§ TASK DIRECTIONS
Work out how many lines of the records hold the string "text", and reply with that number alone.

Stored records
* Start *
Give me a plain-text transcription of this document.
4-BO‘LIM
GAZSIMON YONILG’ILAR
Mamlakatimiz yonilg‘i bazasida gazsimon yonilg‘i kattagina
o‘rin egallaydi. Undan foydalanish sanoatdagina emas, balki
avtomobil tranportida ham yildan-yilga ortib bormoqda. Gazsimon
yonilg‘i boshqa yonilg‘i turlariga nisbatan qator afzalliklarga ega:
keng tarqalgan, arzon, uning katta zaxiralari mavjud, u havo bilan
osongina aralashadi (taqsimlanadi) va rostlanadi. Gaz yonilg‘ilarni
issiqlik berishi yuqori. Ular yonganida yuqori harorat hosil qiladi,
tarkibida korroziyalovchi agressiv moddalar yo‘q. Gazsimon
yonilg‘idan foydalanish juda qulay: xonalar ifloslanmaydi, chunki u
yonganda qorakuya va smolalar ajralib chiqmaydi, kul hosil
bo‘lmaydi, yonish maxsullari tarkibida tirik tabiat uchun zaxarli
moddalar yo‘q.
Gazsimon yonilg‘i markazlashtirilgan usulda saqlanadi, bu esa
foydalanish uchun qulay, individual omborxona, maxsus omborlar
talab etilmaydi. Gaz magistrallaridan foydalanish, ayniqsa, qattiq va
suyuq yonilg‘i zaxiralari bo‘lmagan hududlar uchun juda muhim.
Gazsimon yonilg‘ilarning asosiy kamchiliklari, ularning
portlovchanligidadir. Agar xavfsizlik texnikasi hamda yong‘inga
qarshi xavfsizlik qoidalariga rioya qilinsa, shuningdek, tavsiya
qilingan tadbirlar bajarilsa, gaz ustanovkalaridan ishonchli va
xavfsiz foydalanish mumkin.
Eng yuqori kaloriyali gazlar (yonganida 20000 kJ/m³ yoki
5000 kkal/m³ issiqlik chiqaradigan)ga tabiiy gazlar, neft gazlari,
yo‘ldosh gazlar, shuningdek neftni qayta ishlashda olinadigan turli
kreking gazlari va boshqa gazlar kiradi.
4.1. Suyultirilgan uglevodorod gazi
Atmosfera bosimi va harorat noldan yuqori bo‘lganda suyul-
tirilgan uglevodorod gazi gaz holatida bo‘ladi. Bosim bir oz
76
* End *
* Start *
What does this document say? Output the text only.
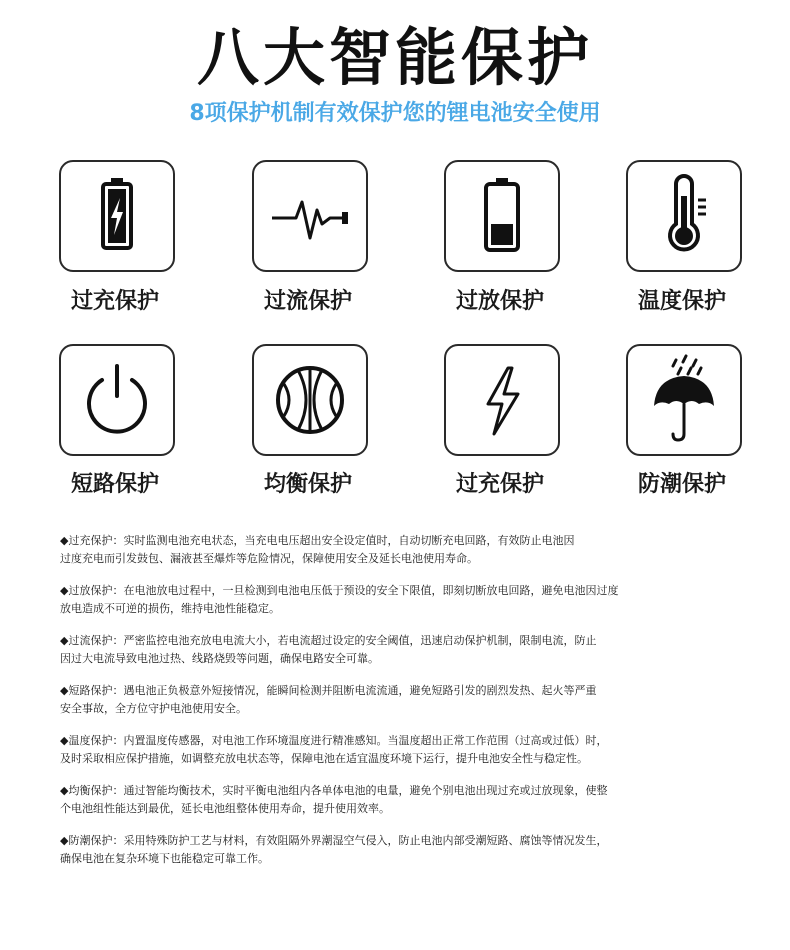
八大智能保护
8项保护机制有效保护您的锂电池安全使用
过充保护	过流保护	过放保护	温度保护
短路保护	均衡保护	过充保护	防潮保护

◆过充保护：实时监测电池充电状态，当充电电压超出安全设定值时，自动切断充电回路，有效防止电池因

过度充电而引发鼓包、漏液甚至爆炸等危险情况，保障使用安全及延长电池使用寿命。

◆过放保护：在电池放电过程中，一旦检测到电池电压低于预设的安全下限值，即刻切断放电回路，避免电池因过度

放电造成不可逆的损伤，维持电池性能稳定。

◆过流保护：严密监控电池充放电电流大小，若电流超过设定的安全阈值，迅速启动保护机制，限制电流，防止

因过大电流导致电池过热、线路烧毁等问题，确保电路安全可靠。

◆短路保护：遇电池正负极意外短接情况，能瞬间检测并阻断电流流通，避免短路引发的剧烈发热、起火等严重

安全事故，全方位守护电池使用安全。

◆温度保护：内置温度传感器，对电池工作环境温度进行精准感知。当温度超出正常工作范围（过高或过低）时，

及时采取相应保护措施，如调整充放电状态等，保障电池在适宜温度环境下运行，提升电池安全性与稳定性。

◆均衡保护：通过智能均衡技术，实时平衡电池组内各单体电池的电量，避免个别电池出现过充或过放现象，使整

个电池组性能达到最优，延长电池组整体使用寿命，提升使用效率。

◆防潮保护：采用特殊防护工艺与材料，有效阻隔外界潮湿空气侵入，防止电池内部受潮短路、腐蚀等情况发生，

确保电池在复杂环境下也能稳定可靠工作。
* End *
§ SOLUTION FOR THIS PROBLEM
2